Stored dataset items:
────────────────

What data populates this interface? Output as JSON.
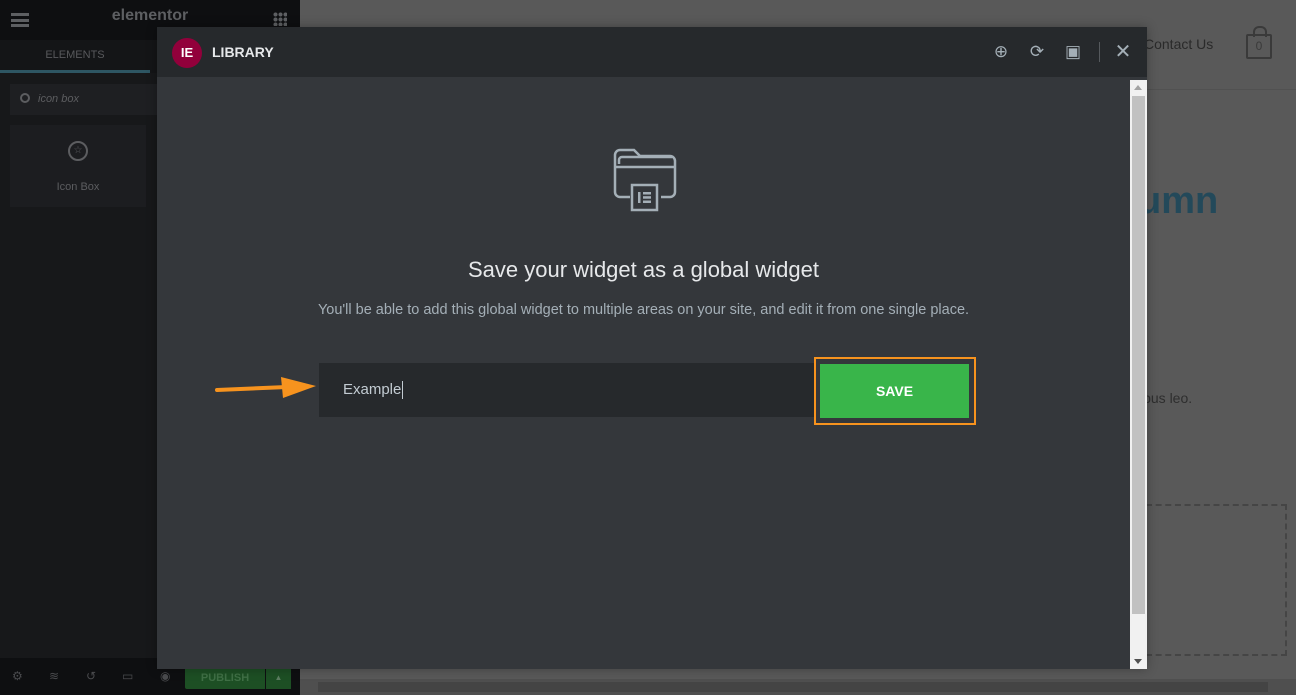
{
  "sidebar": {
    "logo": "elementor",
    "tab": "ELEMENTS",
    "search_value": "icon box",
    "widget_label": "Icon Box",
    "publish_label": "PUBLISH"
  },
  "site": {
    "nav_item": "Contact Us",
    "cart_count": "0",
    "heading_fragment": "umn",
    "para_fragment": "ibus leo."
  },
  "modal": {
    "title": "LIBRARY",
    "logo_letter": "IE",
    "heading": "Save your widget as a global widget",
    "description": "You'll be able to add this global widget to multiple areas on your site, and edit it from one single place.",
    "input_value": "Example",
    "save_label": "SAVE"
  },
  "colors": {
    "accent_brand": "#92003b",
    "save_green": "#39b54a",
    "highlight_orange": "#f7931e"
  }
}
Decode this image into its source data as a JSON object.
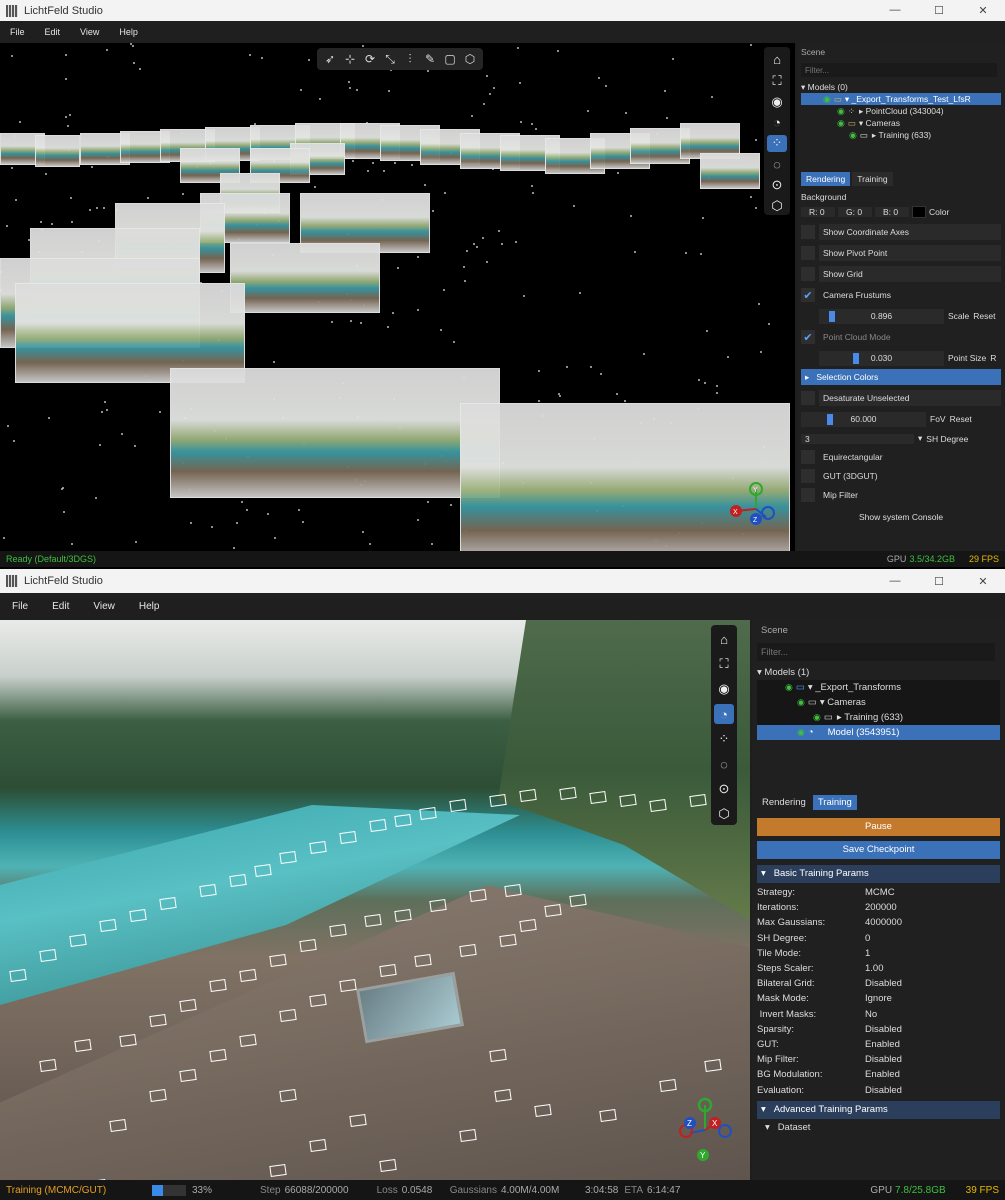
{
  "top": {
    "title": "LichtFeld Studio",
    "window_controls": [
      "—",
      "☐",
      "✕"
    ],
    "menu": [
      "File",
      "Edit",
      "View",
      "Help"
    ],
    "toolbar_icons": [
      "pointer-icon",
      "translate-icon",
      "rotate-icon",
      "scale-icon",
      "mirror-icon",
      "brush-icon",
      "crop-icon",
      "cube-icon"
    ],
    "side_icons": [
      "home-icon",
      "fit-icon",
      "eye-icon",
      "splat-icon",
      "points-icon",
      "select-circle-icon",
      "select-dashed-icon",
      "cube-icon"
    ],
    "scene": {
      "title": "Scene",
      "filter_placeholder": "Filter...",
      "models_label": "Models (0)",
      "tree": [
        {
          "label": "_Export_Transforms_Test_LfsR"
        },
        {
          "label": "PointCloud  (343004)"
        },
        {
          "label": "Cameras"
        },
        {
          "label": "Training (633)"
        }
      ]
    },
    "tabs": [
      "Rendering",
      "Training"
    ],
    "background_label": "Background",
    "rgb": [
      "R: 0",
      "G: 0",
      "B: 0"
    ],
    "color_label": "Color",
    "options": [
      {
        "label": "Show Coordinate Axes",
        "checked": false
      },
      {
        "label": "Show Pivot Point",
        "checked": false
      },
      {
        "label": "Show Grid",
        "checked": false
      },
      {
        "label": "Camera Frustums",
        "checked": true
      }
    ],
    "scale_value": "0.896",
    "scale_label": "Scale",
    "reset_label": "Reset",
    "point_cloud_mode": "Point Cloud Mode",
    "point_size_value": "0.030",
    "point_size_label": "Point Size",
    "point_size_reset": "R",
    "selection_colors": "Selection Colors",
    "desaturate": "Desaturate Unselected",
    "fov_value": "60.000",
    "fov_label": "FoV",
    "fov_reset": "Reset",
    "sh_value": "3",
    "sh_label": "SH Degree",
    "options2": [
      "Equirectangular",
      "GUT (3DGUT)",
      "Mip Filter"
    ],
    "console_btn": "Show system Console",
    "status_left": "Ready (Default/3DGS)",
    "gpu_label": "GPU",
    "gpu_value": "3.5/34.2GB",
    "fps": "29 FPS",
    "gizmo": [
      "Y",
      "X",
      "Z"
    ]
  },
  "bottom": {
    "title": "LichtFeld Studio",
    "window_controls": [
      "—",
      "☐",
      "✕"
    ],
    "menu": [
      "File",
      "Edit",
      "View",
      "Help"
    ],
    "side_icons": [
      "home-icon",
      "fit-icon",
      "eye-icon",
      "splat-icon",
      "points-icon",
      "select-circle-icon",
      "select-dashed-icon",
      "cube-icon"
    ],
    "scene": {
      "title": "Scene",
      "filter_placeholder": "Filter...",
      "models_label": "Models (1)",
      "tree": [
        {
          "label": "_Export_Transforms"
        },
        {
          "label": "Cameras"
        },
        {
          "label": "Training (633)"
        },
        {
          "label": "Model  (3543951)"
        }
      ]
    },
    "tabs": [
      "Rendering",
      "Training"
    ],
    "pause": "Pause",
    "save_checkpoint": "Save Checkpoint",
    "basic_header": "Basic Training Params",
    "params": [
      {
        "k": "Strategy:",
        "v": "MCMC"
      },
      {
        "k": "Iterations:",
        "v": "200000"
      },
      {
        "k": "Max Gaussians:",
        "v": "4000000"
      },
      {
        "k": "SH Degree:",
        "v": "0"
      },
      {
        "k": "Tile Mode:",
        "v": "1"
      },
      {
        "k": "Steps Scaler:",
        "v": "1.00"
      },
      {
        "k": "Bilateral Grid:",
        "v": "Disabled"
      },
      {
        "k": "Mask Mode:",
        "v": "Ignore"
      },
      {
        "k": " Invert Masks:",
        "v": "No"
      },
      {
        "k": "Sparsity:",
        "v": "Disabled"
      },
      {
        "k": "GUT:",
        "v": "Enabled"
      },
      {
        "k": "Mip Filter:",
        "v": "Disabled"
      },
      {
        "k": "BG Modulation:",
        "v": "Enabled"
      },
      {
        "k": "Evaluation:",
        "v": "Disabled"
      }
    ],
    "advanced_header": "Advanced Training Params",
    "dataset": "Dataset",
    "status": {
      "mode": "Training (MCMC/GUT)",
      "progress": 0.33,
      "progress_text": "33%",
      "step_label": "Step",
      "step": "66088/200000",
      "loss_label": "Loss",
      "loss": "0.0548",
      "gauss_label": "Gaussians",
      "gauss": "4.00M/4.00M",
      "time": "3:04:58",
      "eta_label": "ETA",
      "eta": "6:14:47",
      "gpu_label": "GPU",
      "gpu": "7.8/25.8GB",
      "fps": "39 FPS"
    },
    "gizmo": [
      "Y",
      "X",
      "Z"
    ]
  },
  "colors": {
    "accent": "#3a71b8",
    "pause": "#c47a2c",
    "status_green": "#3fbf3f",
    "fps_yellow": "#e6b800"
  }
}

────────────────

From the listing above, copy out each line where the word "site" appears.

Output for this task:
  "site": {
    "description": "You'll be able to add this global widget to multiple areas on your site, and edit it from one single place.",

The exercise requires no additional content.